= EXERCISE OBJECTIVE =
Within the records below, find each line that holds the string "genhyper", then copy it.

= EXERCISE INPUTS =

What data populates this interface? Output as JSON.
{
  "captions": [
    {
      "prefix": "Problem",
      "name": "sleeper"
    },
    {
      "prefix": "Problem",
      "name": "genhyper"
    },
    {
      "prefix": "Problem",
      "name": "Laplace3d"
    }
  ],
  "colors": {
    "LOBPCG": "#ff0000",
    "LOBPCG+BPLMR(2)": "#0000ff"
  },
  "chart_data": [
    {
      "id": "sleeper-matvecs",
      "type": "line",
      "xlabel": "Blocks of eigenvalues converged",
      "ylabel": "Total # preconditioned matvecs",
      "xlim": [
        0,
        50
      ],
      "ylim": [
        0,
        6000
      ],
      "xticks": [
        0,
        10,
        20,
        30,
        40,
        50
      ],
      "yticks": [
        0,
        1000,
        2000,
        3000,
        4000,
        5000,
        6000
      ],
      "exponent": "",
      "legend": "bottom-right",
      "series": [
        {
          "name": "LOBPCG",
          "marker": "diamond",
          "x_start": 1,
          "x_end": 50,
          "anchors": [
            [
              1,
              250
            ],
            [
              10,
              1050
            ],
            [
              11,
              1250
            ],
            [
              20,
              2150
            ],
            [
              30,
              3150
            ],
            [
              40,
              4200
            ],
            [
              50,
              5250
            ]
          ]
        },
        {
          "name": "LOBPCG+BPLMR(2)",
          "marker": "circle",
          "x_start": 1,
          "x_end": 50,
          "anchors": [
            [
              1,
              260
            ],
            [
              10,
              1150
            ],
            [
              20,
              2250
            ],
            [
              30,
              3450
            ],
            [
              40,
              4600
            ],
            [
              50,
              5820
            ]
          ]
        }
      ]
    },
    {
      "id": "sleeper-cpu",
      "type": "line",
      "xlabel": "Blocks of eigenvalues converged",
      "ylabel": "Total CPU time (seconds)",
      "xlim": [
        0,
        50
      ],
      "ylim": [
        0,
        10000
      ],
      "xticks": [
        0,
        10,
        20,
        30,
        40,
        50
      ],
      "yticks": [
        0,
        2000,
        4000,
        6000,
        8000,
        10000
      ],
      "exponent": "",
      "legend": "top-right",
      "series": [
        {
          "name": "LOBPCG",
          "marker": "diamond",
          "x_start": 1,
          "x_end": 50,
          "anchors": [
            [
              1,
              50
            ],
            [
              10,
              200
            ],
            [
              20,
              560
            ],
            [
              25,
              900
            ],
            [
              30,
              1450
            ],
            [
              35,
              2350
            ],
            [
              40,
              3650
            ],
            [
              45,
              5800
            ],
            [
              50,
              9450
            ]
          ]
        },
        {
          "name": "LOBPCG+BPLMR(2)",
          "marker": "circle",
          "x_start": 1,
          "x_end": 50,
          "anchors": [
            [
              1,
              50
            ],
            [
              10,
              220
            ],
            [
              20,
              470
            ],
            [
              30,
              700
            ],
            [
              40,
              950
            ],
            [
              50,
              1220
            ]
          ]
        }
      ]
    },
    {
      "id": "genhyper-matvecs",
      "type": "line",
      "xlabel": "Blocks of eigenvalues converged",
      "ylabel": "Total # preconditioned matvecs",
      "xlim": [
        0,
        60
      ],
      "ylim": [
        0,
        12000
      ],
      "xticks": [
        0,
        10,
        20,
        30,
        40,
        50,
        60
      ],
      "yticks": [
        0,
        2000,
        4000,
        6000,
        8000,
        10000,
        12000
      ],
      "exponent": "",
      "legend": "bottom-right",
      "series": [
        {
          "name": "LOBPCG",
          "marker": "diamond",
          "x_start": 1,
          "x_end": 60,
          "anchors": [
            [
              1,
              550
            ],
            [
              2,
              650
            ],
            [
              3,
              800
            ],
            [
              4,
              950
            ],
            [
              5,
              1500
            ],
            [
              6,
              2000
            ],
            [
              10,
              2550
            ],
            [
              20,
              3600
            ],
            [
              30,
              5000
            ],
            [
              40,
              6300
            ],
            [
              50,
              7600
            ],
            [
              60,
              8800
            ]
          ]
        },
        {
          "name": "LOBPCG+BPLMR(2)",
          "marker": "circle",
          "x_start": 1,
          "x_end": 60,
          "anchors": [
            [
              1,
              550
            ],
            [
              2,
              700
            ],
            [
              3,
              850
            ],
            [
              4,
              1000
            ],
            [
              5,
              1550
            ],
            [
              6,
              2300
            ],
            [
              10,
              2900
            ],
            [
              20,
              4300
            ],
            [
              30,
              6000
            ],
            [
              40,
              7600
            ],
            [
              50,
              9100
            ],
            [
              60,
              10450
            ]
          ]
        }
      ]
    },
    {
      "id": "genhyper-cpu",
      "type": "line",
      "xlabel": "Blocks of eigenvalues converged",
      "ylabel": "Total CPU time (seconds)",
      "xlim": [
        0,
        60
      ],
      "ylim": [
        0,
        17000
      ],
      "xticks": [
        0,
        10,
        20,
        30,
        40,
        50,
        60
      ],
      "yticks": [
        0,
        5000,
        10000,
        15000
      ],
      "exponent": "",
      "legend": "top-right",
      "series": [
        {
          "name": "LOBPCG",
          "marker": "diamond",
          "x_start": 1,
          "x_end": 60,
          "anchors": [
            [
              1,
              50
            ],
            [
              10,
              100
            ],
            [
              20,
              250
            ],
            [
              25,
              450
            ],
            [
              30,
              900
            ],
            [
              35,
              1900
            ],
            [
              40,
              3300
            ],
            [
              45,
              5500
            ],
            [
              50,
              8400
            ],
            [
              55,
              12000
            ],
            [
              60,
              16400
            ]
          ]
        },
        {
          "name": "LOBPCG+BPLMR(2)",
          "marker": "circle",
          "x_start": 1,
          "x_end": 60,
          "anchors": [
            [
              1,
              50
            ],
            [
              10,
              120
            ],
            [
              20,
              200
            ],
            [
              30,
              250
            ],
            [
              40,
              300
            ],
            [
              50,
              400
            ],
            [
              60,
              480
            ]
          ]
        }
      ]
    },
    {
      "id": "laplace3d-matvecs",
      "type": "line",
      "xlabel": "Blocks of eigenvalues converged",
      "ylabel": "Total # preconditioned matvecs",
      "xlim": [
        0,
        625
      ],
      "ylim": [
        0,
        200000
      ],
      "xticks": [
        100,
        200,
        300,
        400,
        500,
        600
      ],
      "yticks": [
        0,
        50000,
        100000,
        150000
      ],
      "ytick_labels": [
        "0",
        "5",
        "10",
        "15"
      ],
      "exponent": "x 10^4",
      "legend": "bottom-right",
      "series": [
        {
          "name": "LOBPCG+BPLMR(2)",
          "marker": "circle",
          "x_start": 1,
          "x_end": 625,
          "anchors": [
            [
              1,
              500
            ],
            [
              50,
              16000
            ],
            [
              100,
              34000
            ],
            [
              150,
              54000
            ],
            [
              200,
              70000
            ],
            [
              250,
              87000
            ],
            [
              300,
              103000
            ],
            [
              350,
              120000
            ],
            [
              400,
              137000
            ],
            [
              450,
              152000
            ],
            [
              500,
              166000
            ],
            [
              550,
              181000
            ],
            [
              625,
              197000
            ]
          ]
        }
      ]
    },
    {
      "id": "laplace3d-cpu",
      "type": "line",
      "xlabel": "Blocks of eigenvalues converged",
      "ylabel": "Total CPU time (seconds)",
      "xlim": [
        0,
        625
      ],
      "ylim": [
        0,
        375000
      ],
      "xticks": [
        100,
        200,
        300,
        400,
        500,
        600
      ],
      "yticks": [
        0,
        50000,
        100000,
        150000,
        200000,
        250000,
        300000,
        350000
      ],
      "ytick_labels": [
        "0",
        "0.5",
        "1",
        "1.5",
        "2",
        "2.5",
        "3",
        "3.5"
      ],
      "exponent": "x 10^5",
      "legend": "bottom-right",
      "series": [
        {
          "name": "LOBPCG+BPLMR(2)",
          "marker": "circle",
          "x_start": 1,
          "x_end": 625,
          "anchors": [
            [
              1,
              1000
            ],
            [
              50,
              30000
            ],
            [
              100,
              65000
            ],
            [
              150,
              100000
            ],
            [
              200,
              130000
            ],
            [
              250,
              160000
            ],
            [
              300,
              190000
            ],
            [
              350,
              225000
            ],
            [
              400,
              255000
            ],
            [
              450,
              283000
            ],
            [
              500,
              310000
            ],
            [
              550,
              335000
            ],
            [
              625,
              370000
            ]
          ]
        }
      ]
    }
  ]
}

= EXERCISE ANSWER =
      "name": "genhyper"
      "id": "genhyper-matvecs",
      "id": "genhyper-cpu",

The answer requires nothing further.